Recorded data
# # #
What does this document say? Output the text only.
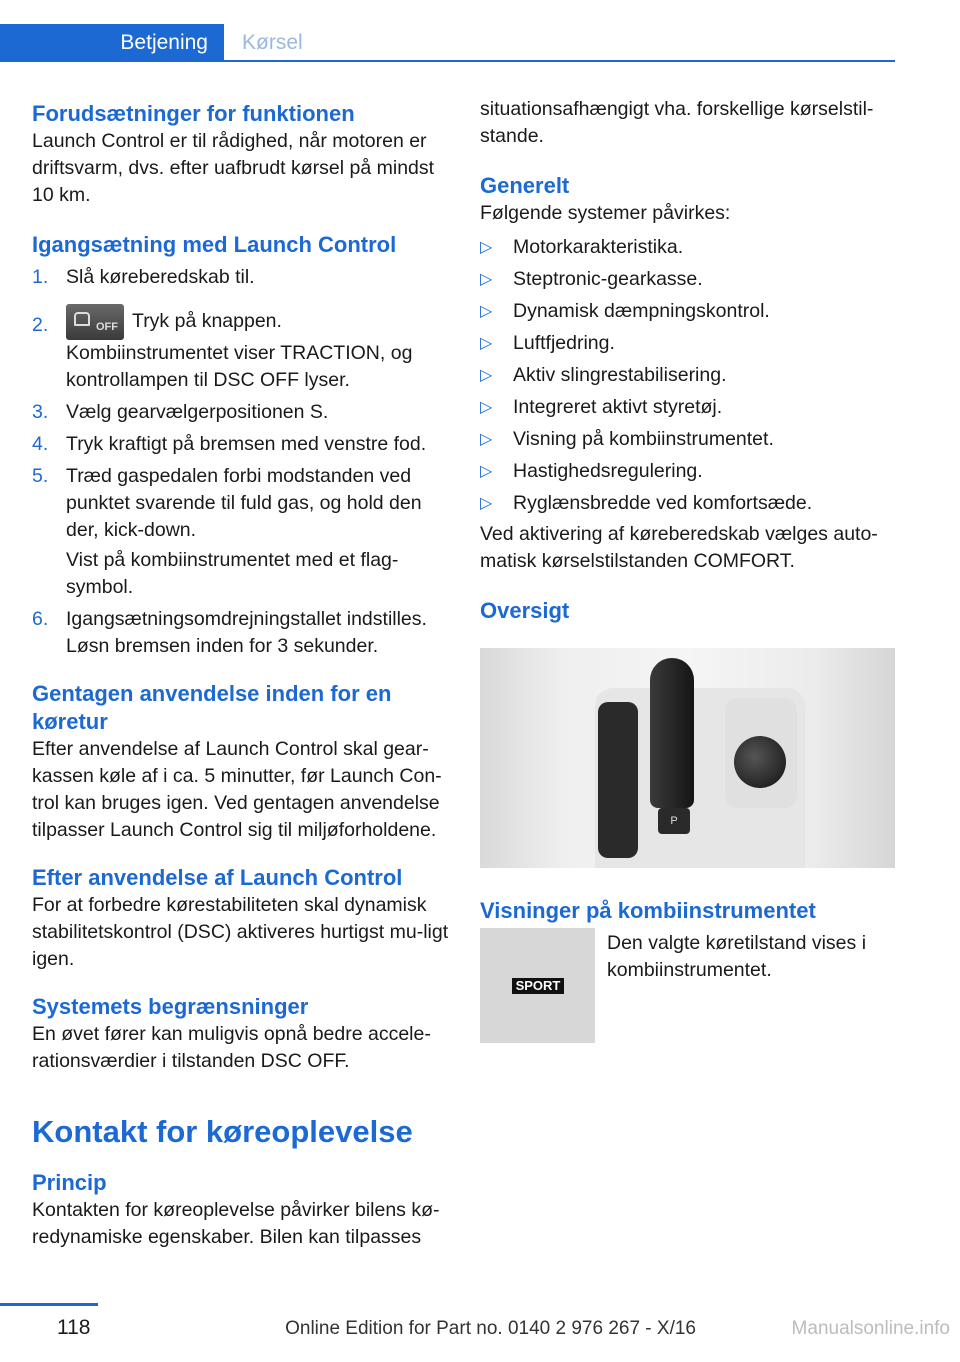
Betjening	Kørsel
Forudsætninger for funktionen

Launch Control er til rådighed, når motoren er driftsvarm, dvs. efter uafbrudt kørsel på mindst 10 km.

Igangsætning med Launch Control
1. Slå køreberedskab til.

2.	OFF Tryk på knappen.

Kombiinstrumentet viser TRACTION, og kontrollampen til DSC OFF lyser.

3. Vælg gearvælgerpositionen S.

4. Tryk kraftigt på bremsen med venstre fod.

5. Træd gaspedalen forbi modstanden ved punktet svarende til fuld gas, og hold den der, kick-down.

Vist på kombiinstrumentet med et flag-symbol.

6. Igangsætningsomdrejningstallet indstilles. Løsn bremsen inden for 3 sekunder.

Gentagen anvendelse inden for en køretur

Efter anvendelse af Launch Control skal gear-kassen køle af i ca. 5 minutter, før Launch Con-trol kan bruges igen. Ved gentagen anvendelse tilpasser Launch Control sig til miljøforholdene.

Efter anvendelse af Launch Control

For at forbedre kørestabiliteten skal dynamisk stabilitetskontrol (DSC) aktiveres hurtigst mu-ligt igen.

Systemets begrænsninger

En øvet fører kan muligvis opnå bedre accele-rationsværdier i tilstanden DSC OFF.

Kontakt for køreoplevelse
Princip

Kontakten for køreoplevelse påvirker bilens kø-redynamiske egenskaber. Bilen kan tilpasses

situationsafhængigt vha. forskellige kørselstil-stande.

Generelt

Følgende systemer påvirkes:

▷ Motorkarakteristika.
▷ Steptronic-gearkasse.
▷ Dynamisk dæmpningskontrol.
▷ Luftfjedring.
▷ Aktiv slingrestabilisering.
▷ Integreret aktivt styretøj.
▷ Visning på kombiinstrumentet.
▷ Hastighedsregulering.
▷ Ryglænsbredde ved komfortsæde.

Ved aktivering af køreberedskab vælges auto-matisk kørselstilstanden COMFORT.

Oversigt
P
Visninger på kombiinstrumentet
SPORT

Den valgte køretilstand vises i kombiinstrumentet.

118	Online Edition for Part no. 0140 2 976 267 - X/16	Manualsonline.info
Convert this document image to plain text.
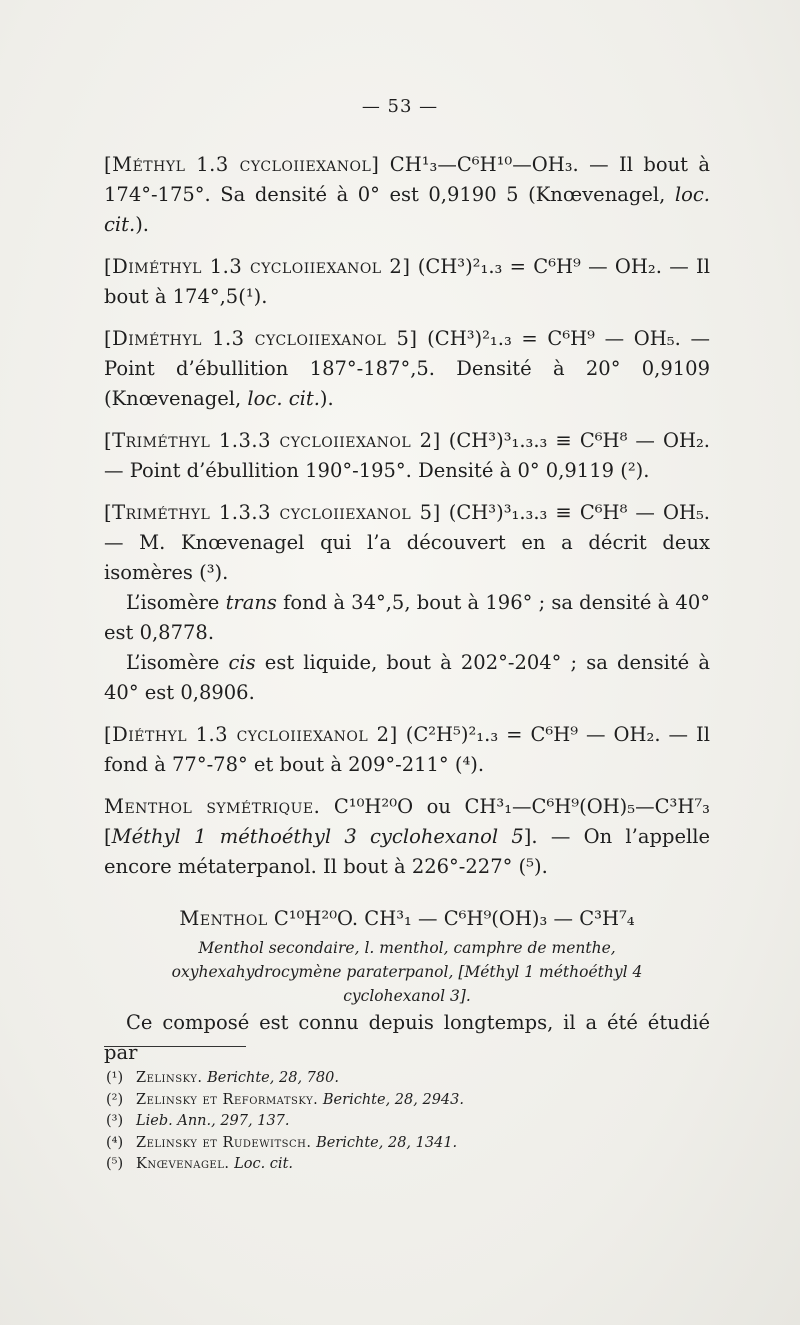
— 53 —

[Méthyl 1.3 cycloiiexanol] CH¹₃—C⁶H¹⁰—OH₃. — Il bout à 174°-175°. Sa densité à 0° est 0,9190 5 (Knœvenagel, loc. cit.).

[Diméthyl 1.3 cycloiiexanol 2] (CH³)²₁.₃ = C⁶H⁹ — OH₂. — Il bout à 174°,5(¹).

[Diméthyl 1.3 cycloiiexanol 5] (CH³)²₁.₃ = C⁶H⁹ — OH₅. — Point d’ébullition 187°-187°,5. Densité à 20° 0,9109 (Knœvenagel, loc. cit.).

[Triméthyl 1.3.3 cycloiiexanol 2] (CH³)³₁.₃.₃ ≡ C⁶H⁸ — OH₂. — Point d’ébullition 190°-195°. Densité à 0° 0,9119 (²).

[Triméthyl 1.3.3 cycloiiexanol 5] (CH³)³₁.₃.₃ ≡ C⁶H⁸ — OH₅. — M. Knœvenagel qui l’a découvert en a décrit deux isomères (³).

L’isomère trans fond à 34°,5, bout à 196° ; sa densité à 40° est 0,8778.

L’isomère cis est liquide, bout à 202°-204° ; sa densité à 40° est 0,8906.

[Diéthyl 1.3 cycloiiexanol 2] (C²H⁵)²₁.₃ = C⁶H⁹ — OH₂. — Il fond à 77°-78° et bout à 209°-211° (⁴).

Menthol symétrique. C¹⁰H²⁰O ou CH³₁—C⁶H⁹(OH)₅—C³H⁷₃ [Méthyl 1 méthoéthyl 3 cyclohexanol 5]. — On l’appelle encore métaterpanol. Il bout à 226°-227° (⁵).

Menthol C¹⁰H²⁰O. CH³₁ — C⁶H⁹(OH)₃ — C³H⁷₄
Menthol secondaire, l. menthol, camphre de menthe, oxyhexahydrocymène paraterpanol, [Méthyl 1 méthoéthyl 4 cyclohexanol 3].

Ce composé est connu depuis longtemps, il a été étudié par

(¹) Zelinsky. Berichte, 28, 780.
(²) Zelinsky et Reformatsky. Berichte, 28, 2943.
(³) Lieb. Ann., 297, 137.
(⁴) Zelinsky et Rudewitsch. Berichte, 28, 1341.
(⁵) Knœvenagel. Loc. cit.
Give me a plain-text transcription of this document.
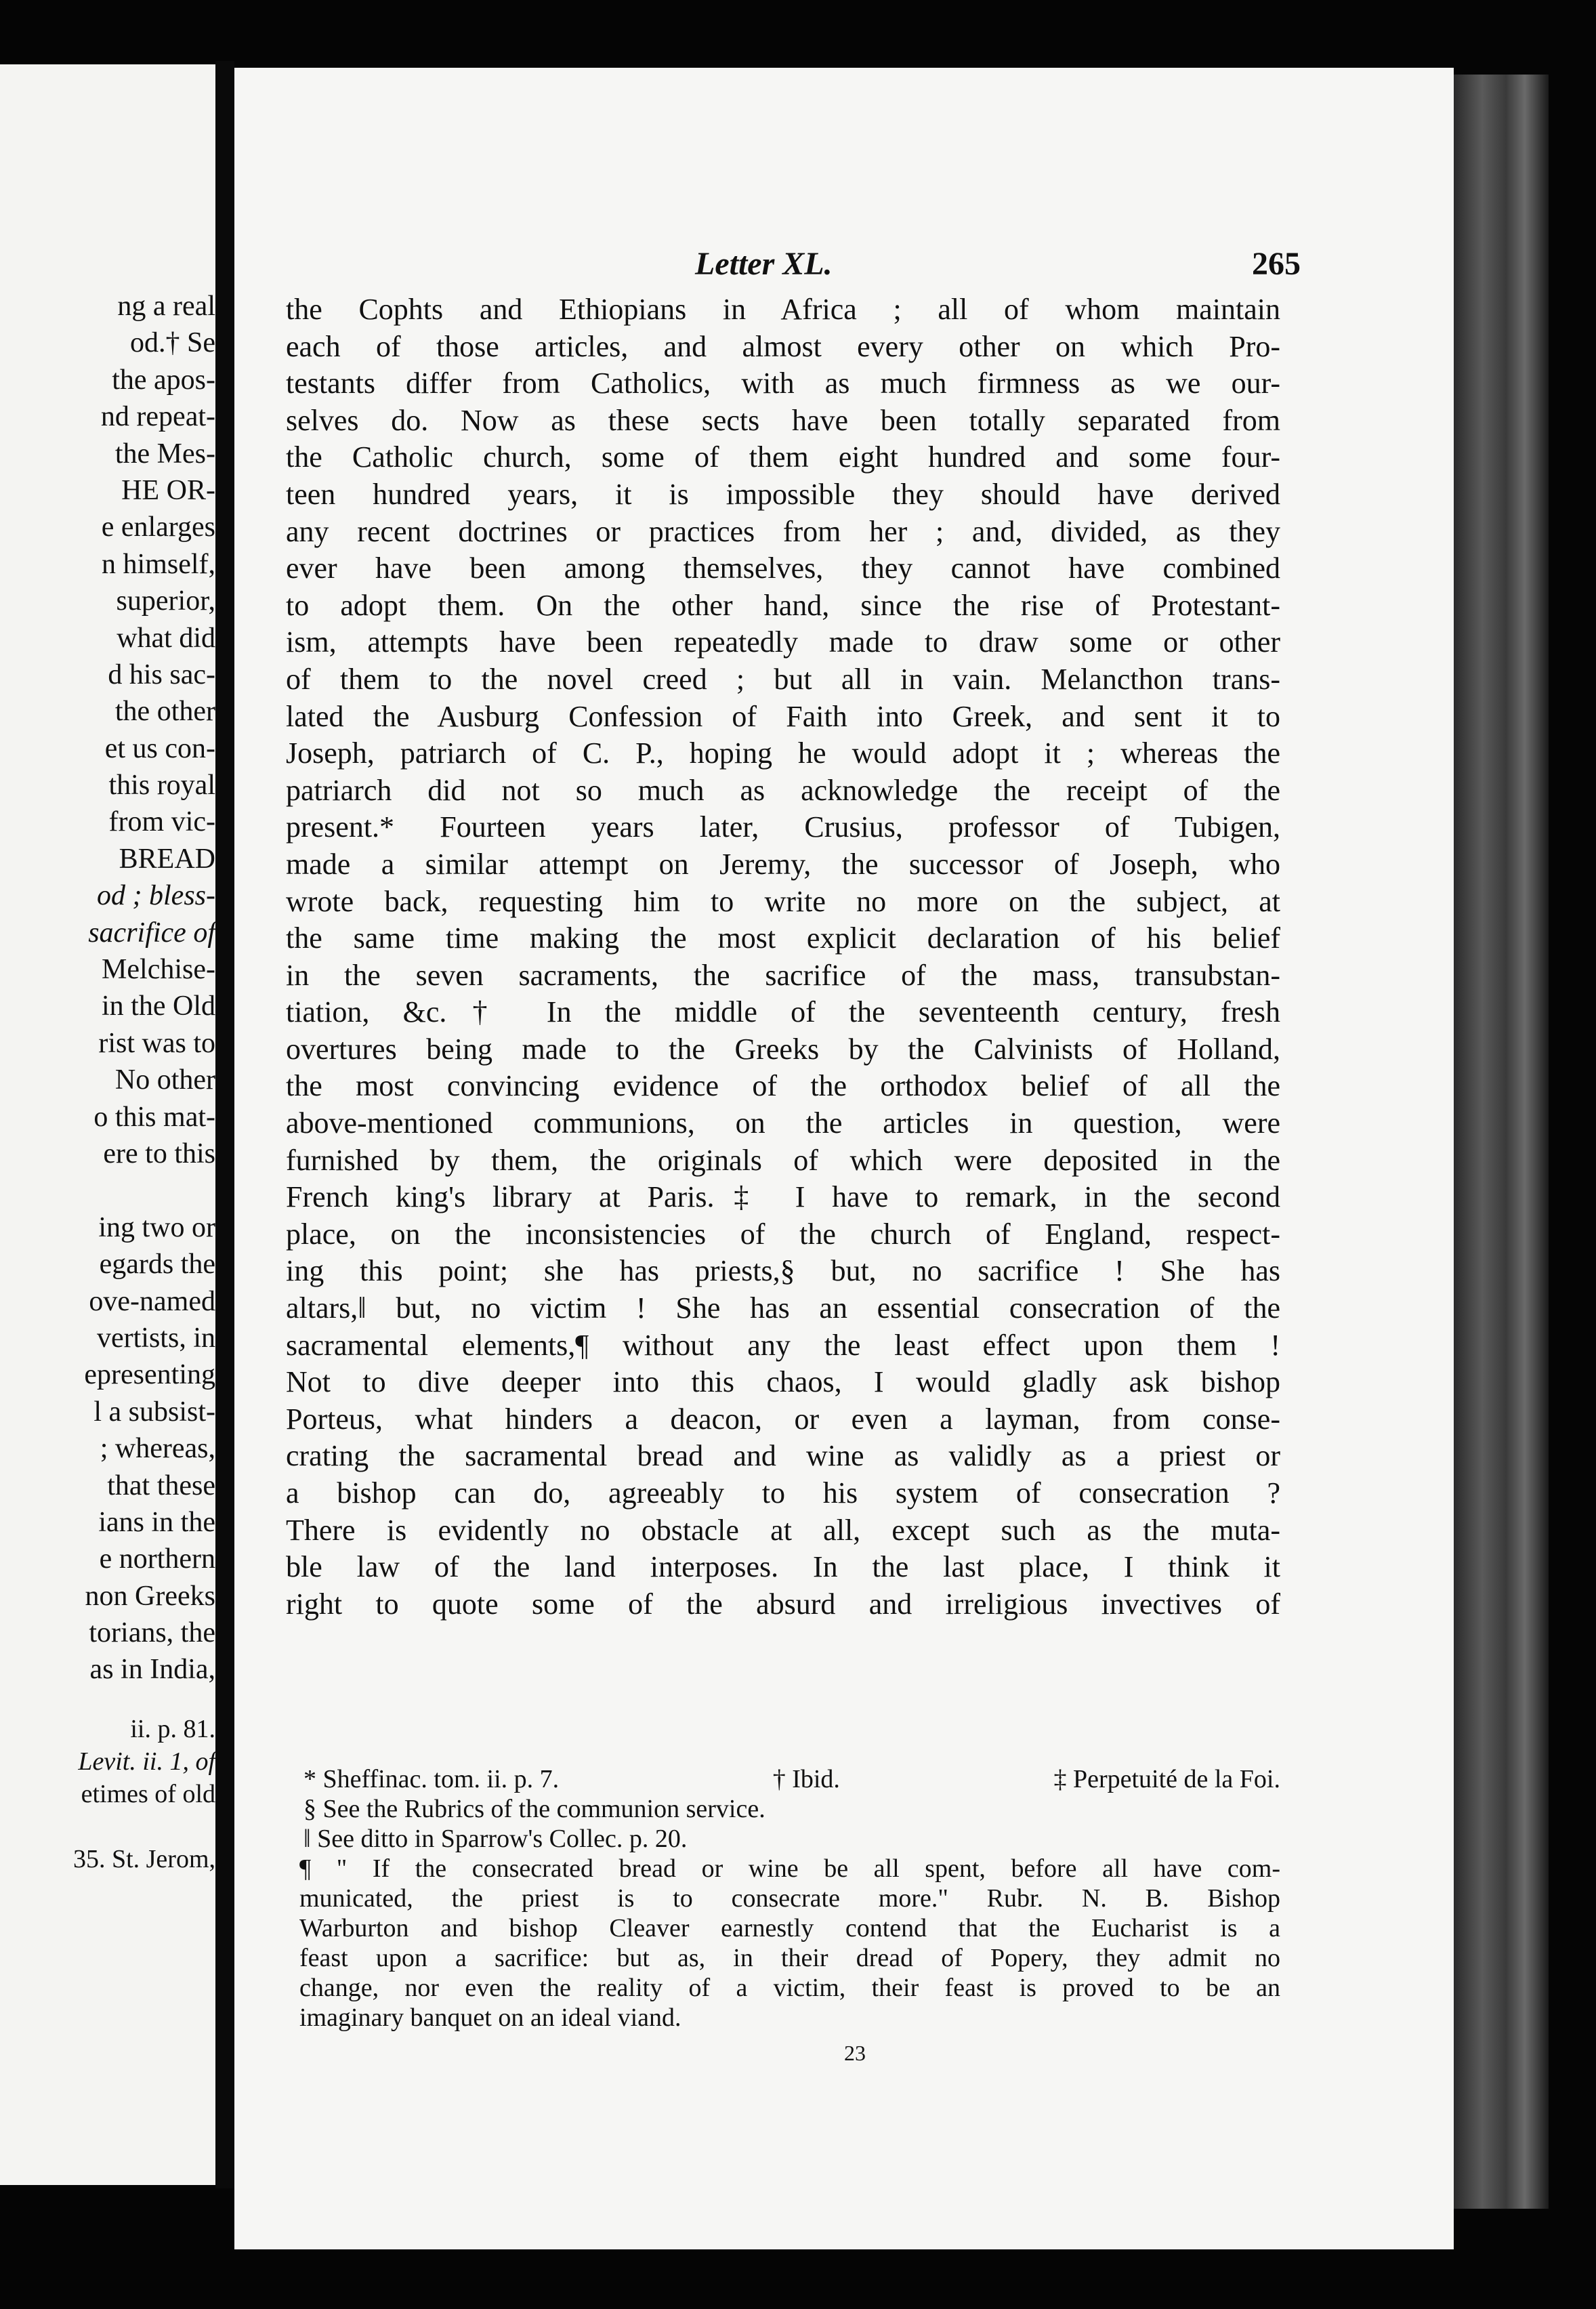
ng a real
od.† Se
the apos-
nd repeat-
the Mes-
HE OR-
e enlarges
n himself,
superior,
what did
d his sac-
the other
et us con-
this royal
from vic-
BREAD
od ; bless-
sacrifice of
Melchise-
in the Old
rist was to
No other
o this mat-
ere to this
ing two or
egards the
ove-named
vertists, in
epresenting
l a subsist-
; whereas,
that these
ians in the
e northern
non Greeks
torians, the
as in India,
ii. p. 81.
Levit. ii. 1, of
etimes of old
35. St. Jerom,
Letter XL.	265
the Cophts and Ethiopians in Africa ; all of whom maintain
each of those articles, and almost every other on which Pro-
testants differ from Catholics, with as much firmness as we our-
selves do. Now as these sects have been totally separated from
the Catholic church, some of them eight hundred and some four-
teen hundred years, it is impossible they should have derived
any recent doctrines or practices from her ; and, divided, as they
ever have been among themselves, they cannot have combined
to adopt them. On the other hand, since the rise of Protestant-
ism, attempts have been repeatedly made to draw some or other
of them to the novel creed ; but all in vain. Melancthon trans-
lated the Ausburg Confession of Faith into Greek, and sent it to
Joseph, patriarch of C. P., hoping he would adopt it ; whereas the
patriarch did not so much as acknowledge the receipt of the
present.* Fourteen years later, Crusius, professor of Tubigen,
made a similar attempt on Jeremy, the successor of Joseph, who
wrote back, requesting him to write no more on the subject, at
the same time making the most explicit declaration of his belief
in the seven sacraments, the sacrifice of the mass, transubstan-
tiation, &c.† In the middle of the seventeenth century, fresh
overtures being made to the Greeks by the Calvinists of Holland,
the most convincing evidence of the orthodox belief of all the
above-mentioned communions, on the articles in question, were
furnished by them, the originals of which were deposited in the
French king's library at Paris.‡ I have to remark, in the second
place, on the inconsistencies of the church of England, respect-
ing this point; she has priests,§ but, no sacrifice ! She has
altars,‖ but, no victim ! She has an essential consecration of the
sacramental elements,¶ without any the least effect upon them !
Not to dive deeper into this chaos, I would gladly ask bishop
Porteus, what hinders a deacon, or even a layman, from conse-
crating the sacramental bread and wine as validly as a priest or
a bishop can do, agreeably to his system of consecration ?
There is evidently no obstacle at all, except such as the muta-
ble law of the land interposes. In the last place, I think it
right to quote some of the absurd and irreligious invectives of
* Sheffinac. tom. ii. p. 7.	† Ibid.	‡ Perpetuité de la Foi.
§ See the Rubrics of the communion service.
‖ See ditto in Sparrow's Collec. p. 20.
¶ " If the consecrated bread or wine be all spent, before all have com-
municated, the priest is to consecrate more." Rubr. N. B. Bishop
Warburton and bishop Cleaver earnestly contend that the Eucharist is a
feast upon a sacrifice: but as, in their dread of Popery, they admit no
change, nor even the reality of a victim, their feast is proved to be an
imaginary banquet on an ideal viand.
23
# # #
**EXERCISE PROMPT:**
Look through the data above. Find each line with the string "Launch" and copy it.

**SOLUTION:**
Launch Control er til rådighed, når motoren er driftsvarm, dvs. efter uafbrudt kørsel på mindst 10 km.
Igangsætning med Launch Control
Efter anvendelse af Launch Control skal gear-kassen køle af i ca. 5 minutter, før Launch Con-trol kan bruges igen. Ved gentagen anvendelse tilpasser Launch Control sig til miljøforholdene.
Efter anvendelse af Launch Control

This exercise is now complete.